### Document passage
↓

The Kathryn Wentzel Lumley Aviation Center  abbreviated as KWLAC and KWL Aviation Center is a branch of Pennsylvania College of Technology which focuses on aeronautical studies. It is located about 7 miles from main campus and on the grounds of Williamsport Regional Airport in Montoursville, Pennsylvania.

The building was announced in 1991 and was opened in 1993 and studies began immediately.

Promise
Kathryn Wentz Aviation Center provides full Federal Aviation Administration (FAA) and Transport certified repair and maintenance programs. The branch has received multiple recognition by local media and is a highly recommend aviation school in Pennsylvania.

History
Pennsylvania College of Technology announcement in 1991 that the need for an aviation branch. In early 1992 work on the building began and in 1993 it was opened as Private College Aviation Center'. The building hadn't been given its current name until 2007.

↑

### Data
↓

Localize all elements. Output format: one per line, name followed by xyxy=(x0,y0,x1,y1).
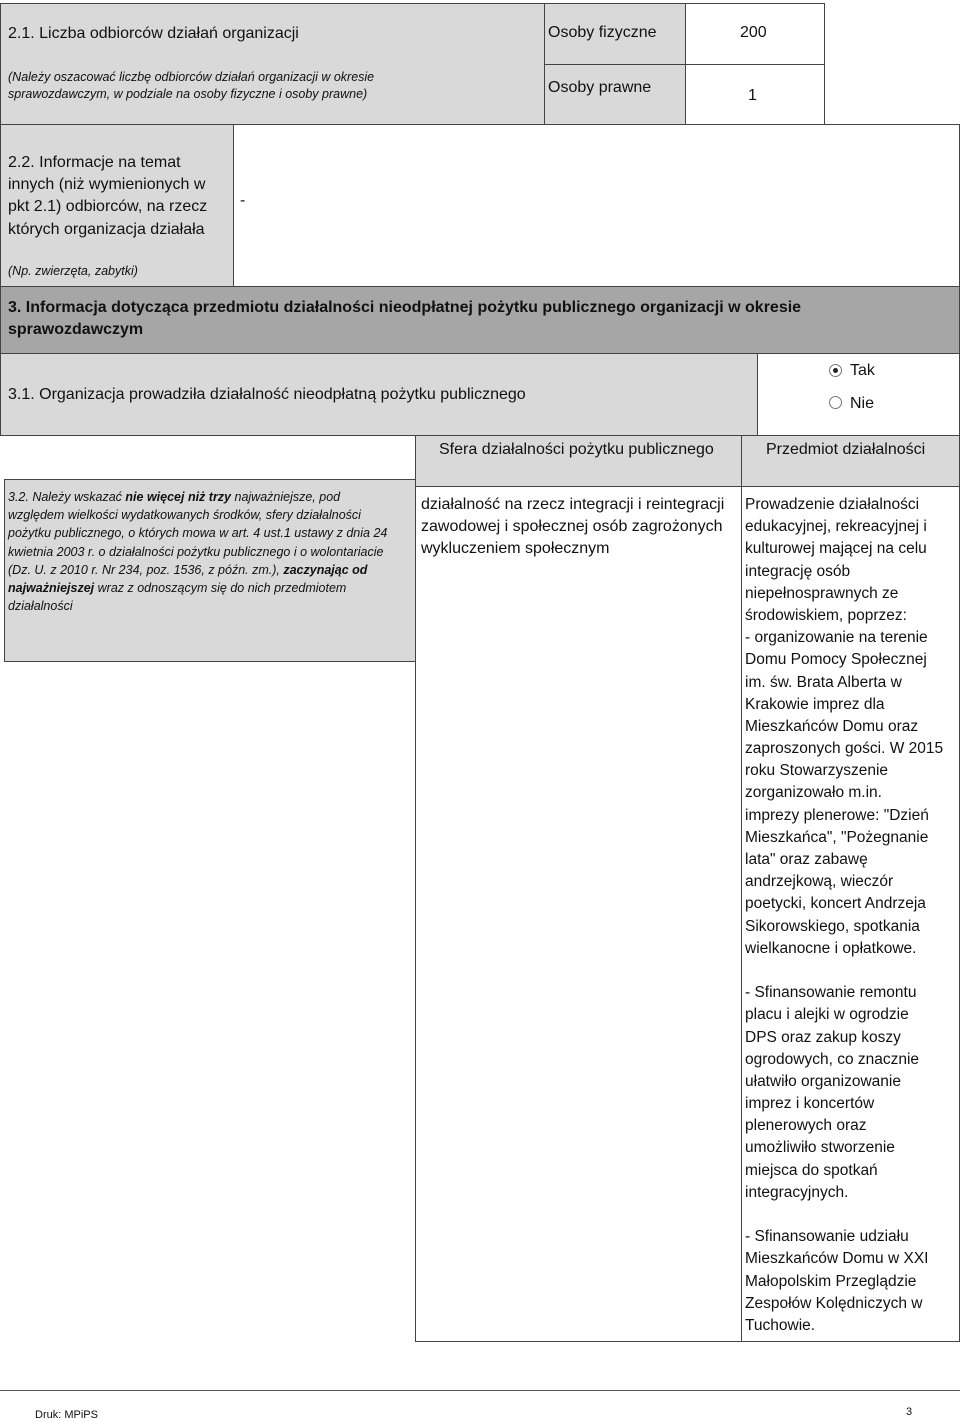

↑

### Written instruction 1
Return the part of the aviation center text from "The Kathryn Wentzel" to "in Montoursville, Pennsylvania.".
### Written instruction 2
Turn the paragraph of the aviation center text that begins "The Kathryn Wentzel Lumley Aviation Center" into a short list that keeps its main facts.
Work from the aviation center text alone.

### Exercise output 1
The Kathryn Wentzel Lumley Aviation Center  abbreviated as KWLAC and KWL Aviation Center is a branch of Pennsylvania College of Technology which focuses on aeronautical studies. It is located about 7 miles from main campus and on the grounds of Williamsport Regional Airport in Montoursville, Pennsylvania.

### Exercise output 2
- Also called KWLAC or KWL Aviation Center
- A Pennsylvania College of Technology branch focused on aeronautical studies
- About 7 miles from main campus
- On the grounds of Williamsport Regional Airport in Montoursville, Pennsylvania